Goal »
All records must be quoted exactly. Omit the pictures.

[Collected data entries]
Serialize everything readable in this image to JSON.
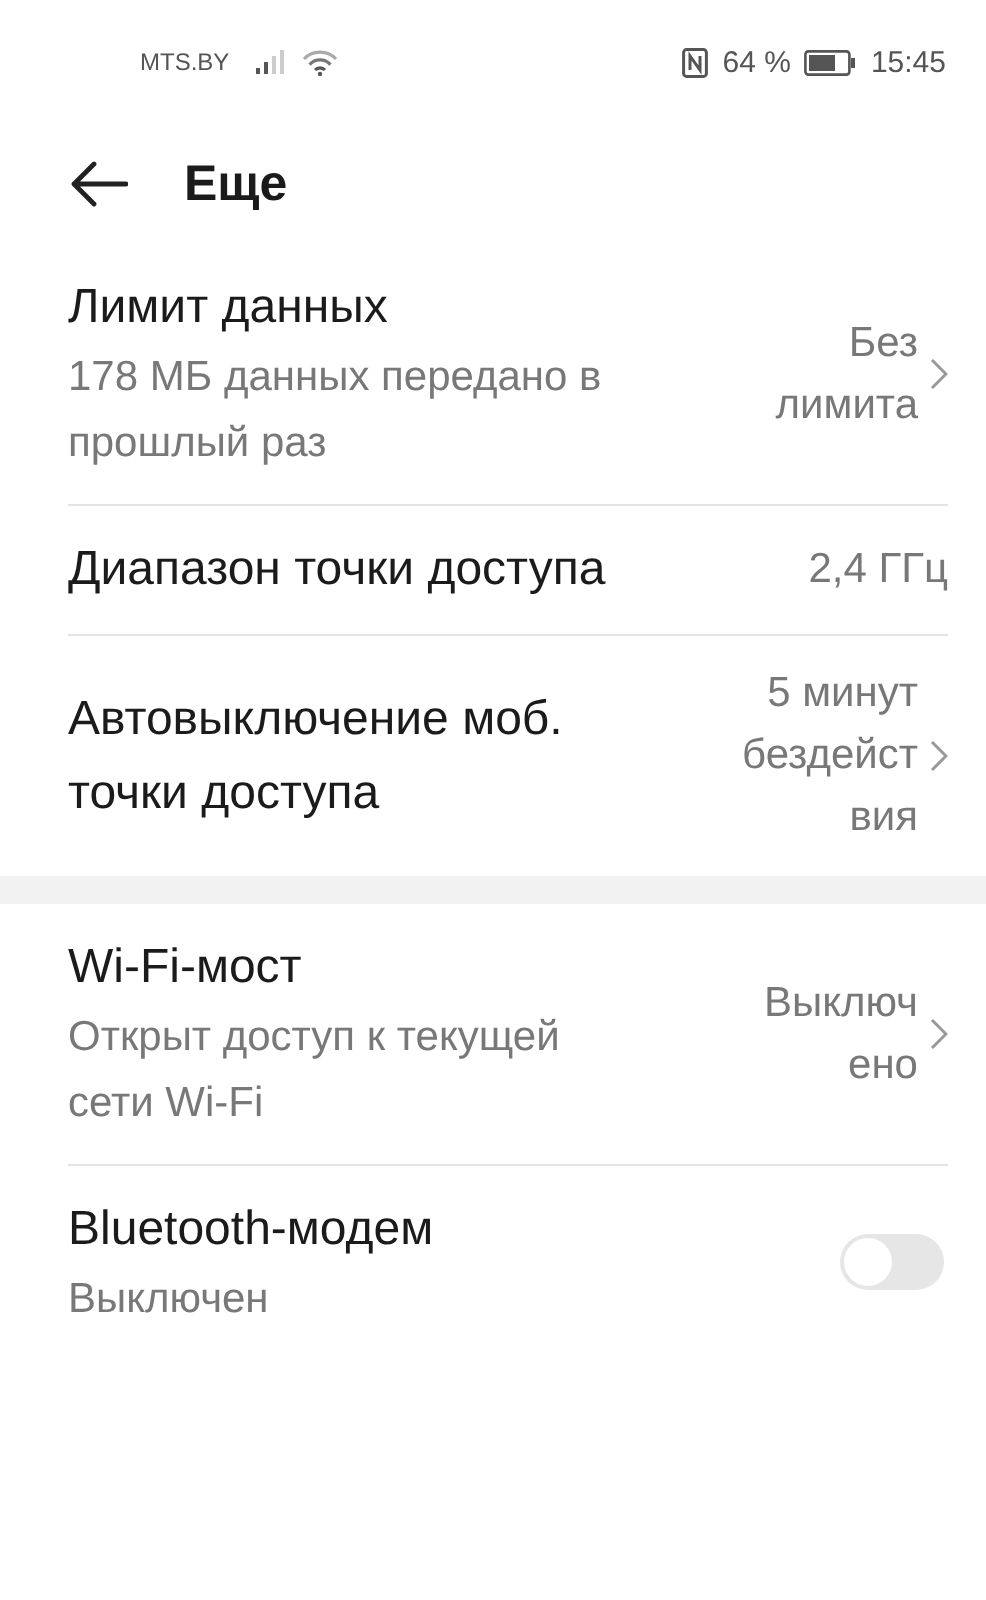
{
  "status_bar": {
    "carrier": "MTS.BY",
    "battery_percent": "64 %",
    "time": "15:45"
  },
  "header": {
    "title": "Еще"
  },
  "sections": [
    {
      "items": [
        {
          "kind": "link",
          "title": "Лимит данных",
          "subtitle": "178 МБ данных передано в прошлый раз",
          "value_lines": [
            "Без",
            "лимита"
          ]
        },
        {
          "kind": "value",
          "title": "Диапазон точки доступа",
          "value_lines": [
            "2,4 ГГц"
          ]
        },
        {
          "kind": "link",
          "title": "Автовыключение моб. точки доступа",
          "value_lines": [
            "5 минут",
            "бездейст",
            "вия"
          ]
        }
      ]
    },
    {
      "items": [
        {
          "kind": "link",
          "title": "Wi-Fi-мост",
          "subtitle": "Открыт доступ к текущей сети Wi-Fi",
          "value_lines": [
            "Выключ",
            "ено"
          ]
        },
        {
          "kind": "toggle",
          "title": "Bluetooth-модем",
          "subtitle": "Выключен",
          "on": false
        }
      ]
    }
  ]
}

Solution for this problem »
Serialize everything readable in this image to JSON.
{
  "status_bar": {
    "carrier": "MTS.BY",
    "battery_percent": "64 %",
    "time": "15:45"
  },
  "header": {
    "title": "Еще"
  },
  "sections": [
    {
      "items": [
        {
          "kind": "link",
          "title": "Лимит данных",
          "subtitle": "178 МБ данных передано в прошлый раз",
          "value_lines": [
            "Без",
            "лимита"
          ]
        },
        {
          "kind": "value",
          "title": "Диапазон точки доступа",
          "value_lines": [
            "2,4 ГГц"
          ]
        },
        {
          "kind": "link",
          "title": "Автовыключение моб. точки доступа",
          "value_lines": [
            "5 минут",
            "бездейст",
            "вия"
          ]
        }
      ]
    },
    {
      "items": [
        {
          "kind": "link",
          "title": "Wi-Fi-мост",
          "subtitle": "Открыт доступ к текущей сети Wi-Fi",
          "value_lines": [
            "Выключ",
            "ено"
          ]
        },
        {
          "kind": "toggle",
          "title": "Bluetooth-модем",
          "subtitle": "Выключен",
          "on": false
        }
      ]
    }
  ]
}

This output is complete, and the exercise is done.